• _TASK PROMPT_: Rename "series-group" to "series-container" in the listing below, starting with its first line and going on through the line with "rl-value: = 30Ω — [225, 125, 258, 140]". Output only those lines, otherwise unchanged.

Stored listing
□ □ □ □

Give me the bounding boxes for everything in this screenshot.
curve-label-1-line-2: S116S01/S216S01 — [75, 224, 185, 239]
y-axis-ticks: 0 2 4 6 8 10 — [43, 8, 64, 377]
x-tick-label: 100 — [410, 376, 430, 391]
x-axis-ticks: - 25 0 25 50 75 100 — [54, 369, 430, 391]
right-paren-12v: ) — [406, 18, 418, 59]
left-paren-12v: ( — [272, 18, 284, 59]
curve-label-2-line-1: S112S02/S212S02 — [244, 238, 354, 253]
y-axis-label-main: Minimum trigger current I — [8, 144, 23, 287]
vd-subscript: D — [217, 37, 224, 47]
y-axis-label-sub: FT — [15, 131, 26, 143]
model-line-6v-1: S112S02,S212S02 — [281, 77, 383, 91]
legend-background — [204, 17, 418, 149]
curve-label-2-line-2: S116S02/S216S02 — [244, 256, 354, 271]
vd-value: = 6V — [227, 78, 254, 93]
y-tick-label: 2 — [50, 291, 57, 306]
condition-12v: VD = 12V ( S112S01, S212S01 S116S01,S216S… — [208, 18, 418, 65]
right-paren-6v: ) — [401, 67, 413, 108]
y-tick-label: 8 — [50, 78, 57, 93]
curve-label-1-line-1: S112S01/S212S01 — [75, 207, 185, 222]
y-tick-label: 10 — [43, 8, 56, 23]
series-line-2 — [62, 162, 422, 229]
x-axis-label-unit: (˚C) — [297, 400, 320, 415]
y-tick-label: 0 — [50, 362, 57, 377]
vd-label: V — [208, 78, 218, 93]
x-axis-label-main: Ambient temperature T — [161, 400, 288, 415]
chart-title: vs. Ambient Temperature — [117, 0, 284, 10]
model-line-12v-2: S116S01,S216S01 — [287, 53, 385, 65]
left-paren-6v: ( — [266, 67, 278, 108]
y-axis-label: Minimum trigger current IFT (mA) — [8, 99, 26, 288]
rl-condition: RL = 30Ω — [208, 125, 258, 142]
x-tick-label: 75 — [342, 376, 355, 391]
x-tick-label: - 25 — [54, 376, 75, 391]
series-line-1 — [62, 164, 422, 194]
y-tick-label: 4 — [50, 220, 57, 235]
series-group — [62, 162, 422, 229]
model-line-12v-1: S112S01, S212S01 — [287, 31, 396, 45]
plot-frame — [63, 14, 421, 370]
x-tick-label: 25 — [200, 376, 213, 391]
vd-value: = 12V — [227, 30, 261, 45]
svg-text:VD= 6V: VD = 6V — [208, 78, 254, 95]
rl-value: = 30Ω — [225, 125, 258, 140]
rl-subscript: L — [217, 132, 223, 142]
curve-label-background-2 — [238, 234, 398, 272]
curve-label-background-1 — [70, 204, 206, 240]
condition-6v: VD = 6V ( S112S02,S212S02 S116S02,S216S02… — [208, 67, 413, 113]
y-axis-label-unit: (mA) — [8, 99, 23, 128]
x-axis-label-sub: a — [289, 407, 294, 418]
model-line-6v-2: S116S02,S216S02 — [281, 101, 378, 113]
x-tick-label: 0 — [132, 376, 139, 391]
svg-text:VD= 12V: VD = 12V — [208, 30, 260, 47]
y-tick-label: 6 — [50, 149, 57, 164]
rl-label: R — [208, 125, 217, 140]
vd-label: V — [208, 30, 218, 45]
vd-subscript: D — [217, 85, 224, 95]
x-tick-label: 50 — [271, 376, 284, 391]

□ □ □ □

• _THE COMPLETED TASK_:
Give me the bounding boxes for everything in this screenshot.
curve-label-1-line-2: S116S01/S216S01 — [75, 224, 185, 239]
y-axis-ticks: 0 2 4 6 8 10 — [43, 8, 64, 377]
x-tick-label: 100 — [410, 376, 430, 391]
x-axis-ticks: - 25 0 25 50 75 100 — [54, 369, 430, 391]
right-paren-12v: ) — [406, 18, 418, 59]
left-paren-12v: ( — [272, 18, 284, 59]
curve-label-2-line-1: S112S02/S212S02 — [244, 238, 354, 253]
y-axis-label-main: Minimum trigger current I — [8, 144, 23, 287]
vd-subscript: D — [217, 37, 224, 47]
y-axis-label-sub: FT — [15, 131, 26, 143]
model-line-6v-1: S112S02,S212S02 — [281, 77, 383, 91]
legend-background — [204, 17, 418, 149]
curve-label-2-line-2: S116S02/S216S02 — [244, 256, 354, 271]
vd-value: = 6V — [227, 78, 254, 93]
y-tick-label: 2 — [50, 291, 57, 306]
condition-12v: VD = 12V ( S112S01, S212S01 S116S01,S216S… — [208, 18, 418, 65]
right-paren-6v: ) — [401, 67, 413, 108]
y-tick-label: 8 — [50, 78, 57, 93]
curve-label-1-line-1: S112S01/S212S01 — [75, 207, 185, 222]
y-tick-label: 10 — [43, 8, 56, 23]
series-line-2 — [62, 162, 422, 229]
x-axis-label-unit: (˚C) — [297, 400, 320, 415]
y-tick-label: 0 — [50, 362, 57, 377]
vd-label: V — [208, 78, 218, 93]
x-axis-label-main: Ambient temperature T — [161, 400, 288, 415]
chart-title: vs. Ambient Temperature — [117, 0, 284, 10]
model-line-12v-2: S116S01,S216S01 — [287, 53, 385, 65]
left-paren-6v: ( — [266, 67, 278, 108]
y-axis-label: Minimum trigger current IFT (mA) — [8, 99, 26, 288]
rl-condition: RL = 30Ω — [208, 125, 258, 142]
x-tick-label: 75 — [342, 376, 355, 391]
x-tick-label: - 25 — [54, 376, 75, 391]
series-line-1 — [62, 164, 422, 194]
y-tick-label: 4 — [50, 220, 57, 235]
series-container — [62, 162, 422, 229]
model-line-12v-1: S112S01, S212S01 — [287, 31, 396, 45]
plot-frame — [63, 14, 421, 370]
x-tick-label: 25 — [200, 376, 213, 391]
vd-value: = 12V — [227, 30, 261, 45]
svg-text:VD= 6V: VD = 6V — [208, 78, 254, 95]
rl-value: = 30Ω — [225, 125, 258, 140]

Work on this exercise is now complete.